# Stored data
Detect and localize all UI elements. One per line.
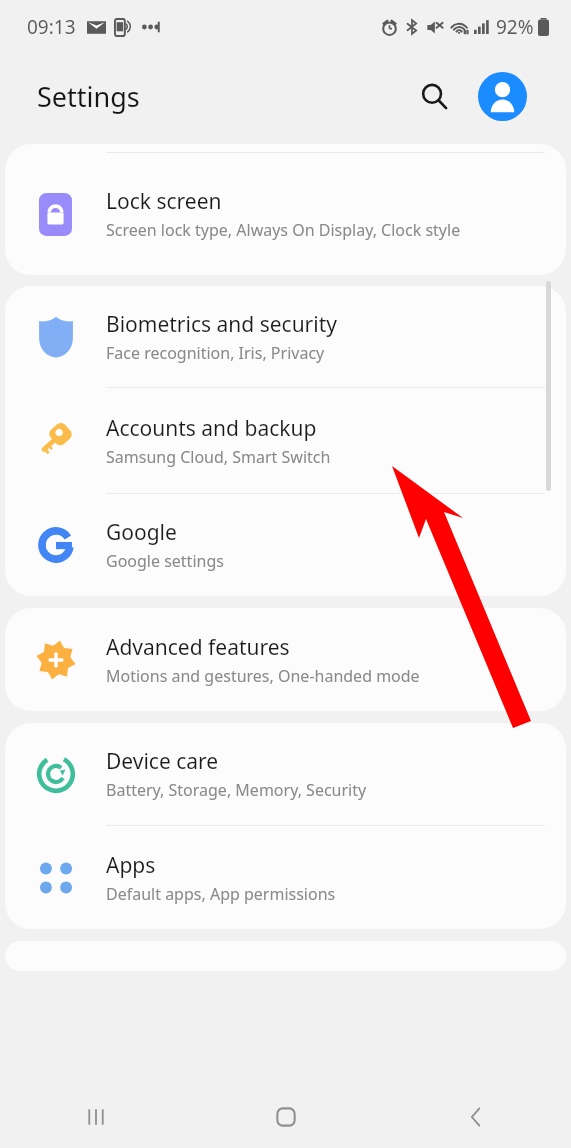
button[interactable]: Advanced features [5,608,566,711]
staticText: Default apps, App permissions [106,883,336,905]
staticText: Google [106,518,177,547]
button[interactable]: Back [381,1086,571,1148]
button[interactable]: Account [478,72,527,121]
staticText: 09:13 [27,14,76,40]
button[interactable]: Biometrics and security [5,286,566,387]
staticText: Lock screen [106,187,222,216]
button[interactable]: Home [191,1086,381,1148]
button[interactable]: Search [411,73,457,119]
staticText: Device care [106,747,219,776]
staticText: Accounts and backup [106,414,317,443]
staticText: Apps [106,851,156,880]
button[interactable]: Lock screen [5,153,566,275]
staticText: Battery, Storage, Memory, Security [106,779,367,801]
staticText: Face recognition, Iris, Privacy [106,342,325,364]
staticText: 92% [496,14,534,40]
staticText: Settings [37,78,140,115]
button[interactable]: Google [5,494,566,596]
staticText: Samsung Cloud, Smart Switch [106,446,331,468]
staticText: Motions and gestures, One-handed mode [106,665,420,687]
staticText: Advanced features [106,633,290,662]
button[interactable]: Accounts and backup [5,388,566,493]
staticText: Biometrics and security [106,310,337,339]
button[interactable]: Recents [0,1086,191,1148]
staticText: Google settings [106,550,224,572]
staticText: Screen lock type, Always On Display, Clo… [106,219,461,241]
button[interactable]: Apps [5,826,566,929]
button[interactable]: Device care [5,723,566,825]
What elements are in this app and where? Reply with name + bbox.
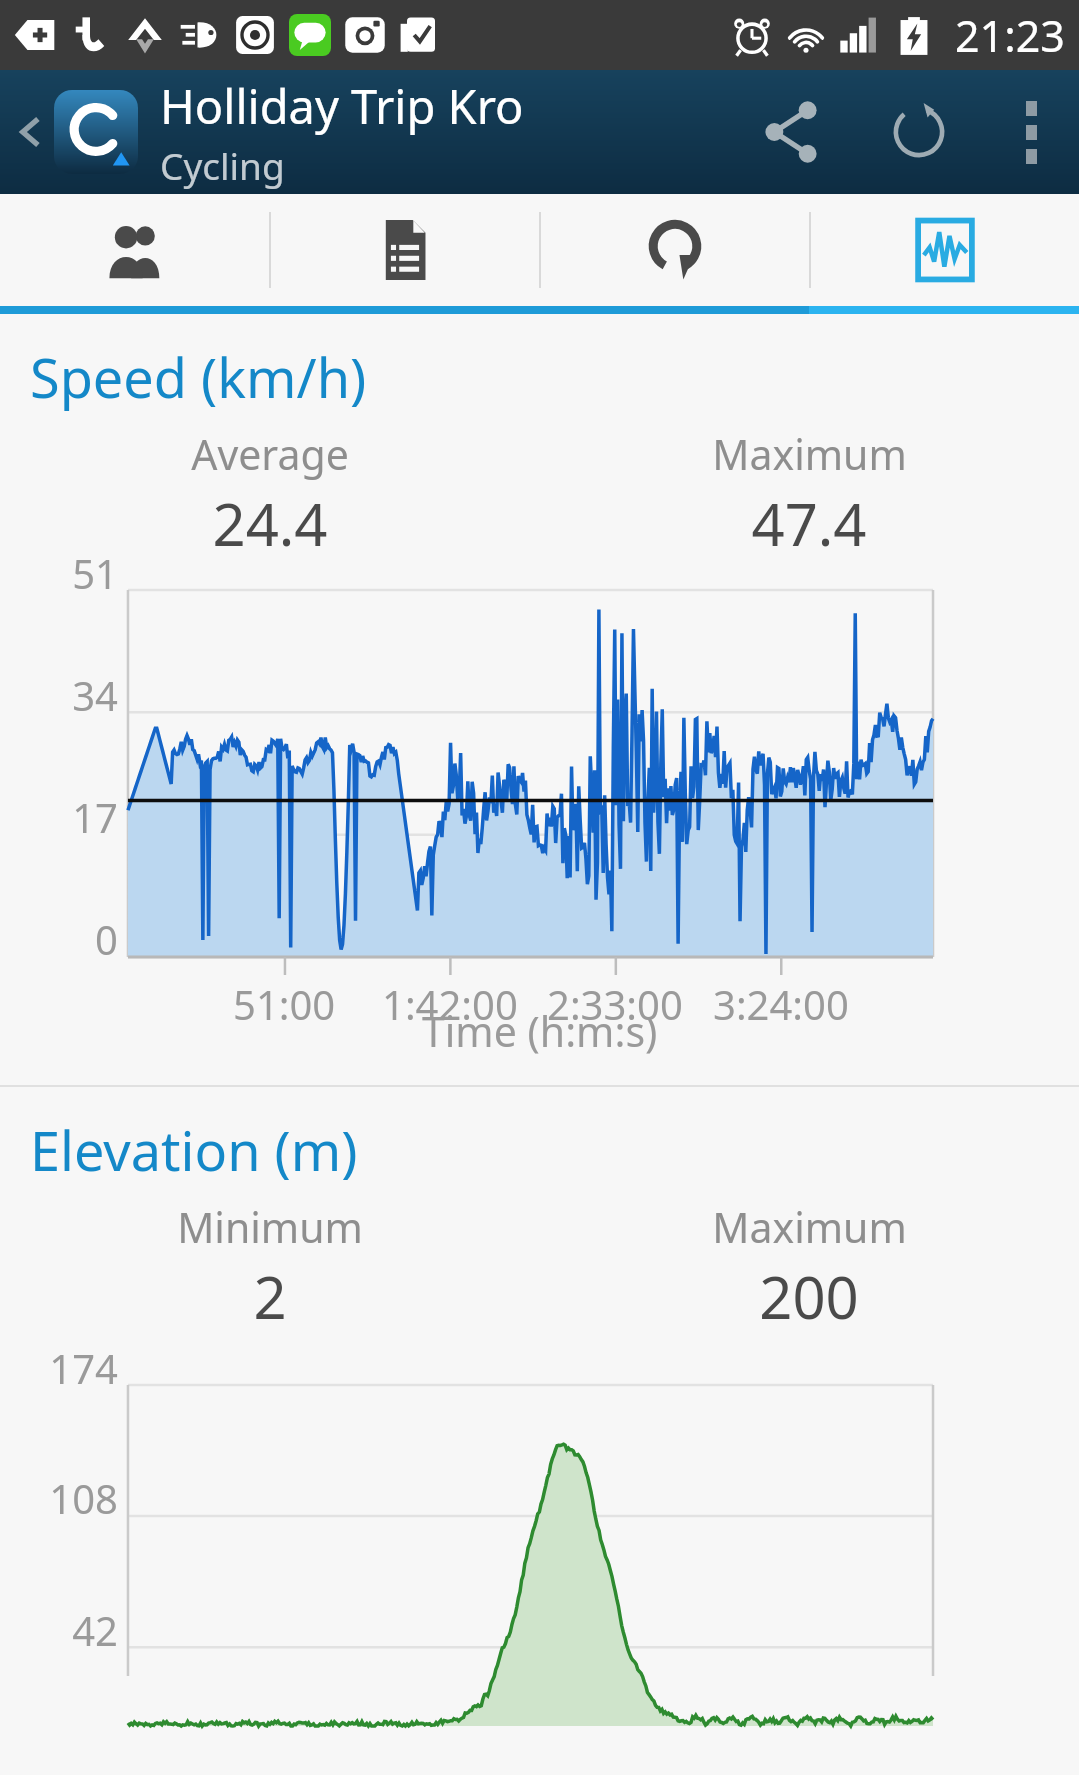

# Task instructions
Recast all of the rows above as a numbered list, omitting any blank lines and leaving the pictures out of the answer.

# The answer
1. Detect and localize all UI elements. One per line.
2. button[interactable]: Advanced features [5,608,566,711]
3. staticText: Default apps, App permissions [106,883,336,905]
4. staticText: Google [106,518,177,547]
5. button[interactable]: Back [381,1086,571,1148]
6. button[interactable]: Account [478,72,527,121]
7. staticText: 09:13 [27,14,76,40]
8. button[interactable]: Biometrics and security [5,286,566,387]
9. staticText: Lock screen [106,187,222,216]
10. button[interactable]: Home [191,1086,381,1148]
11. button[interactable]: Search [411,73,457,119]
12. staticText: Device care [106,747,219,776]
13. staticText: Accounts and backup [106,414,317,443]
14. staticText: Apps [106,851,156,880]
15. button[interactable]: Lock screen [5,153,566,275]
16. staticText: Battery, Storage, Memory, Security [106,779,367,801]
17. staticText: Face recognition, Iris, Privacy [106,342,325,364]
18. staticText: 92% [496,14,534,40]
19. staticText: Settings [37,78,140,115]
20. button[interactable]: Google [5,494,566,596]
21. staticText: Samsung Cloud, Smart Switch [106,446,331,468]
22. staticText: Motions and gestures, One-handed mode [106,665,420,687]
23. staticText: Advanced features [106,633,290,662]
24. button[interactable]: Accounts and backup [5,388,566,493]
25. staticText: Biometrics and security [106,310,337,339]
26. button[interactable]: Recents [0,1086,191,1148]
27. staticText: Google settings [106,550,224,572]
28. staticText: Screen lock type, Always On Display, Clo… [106,219,461,241]
29. button[interactable]: Apps [5,826,566,929]
30. button[interactable]: Device care [5,723,566,825]
31. What elements are in this app and where? Reply with name + bbox.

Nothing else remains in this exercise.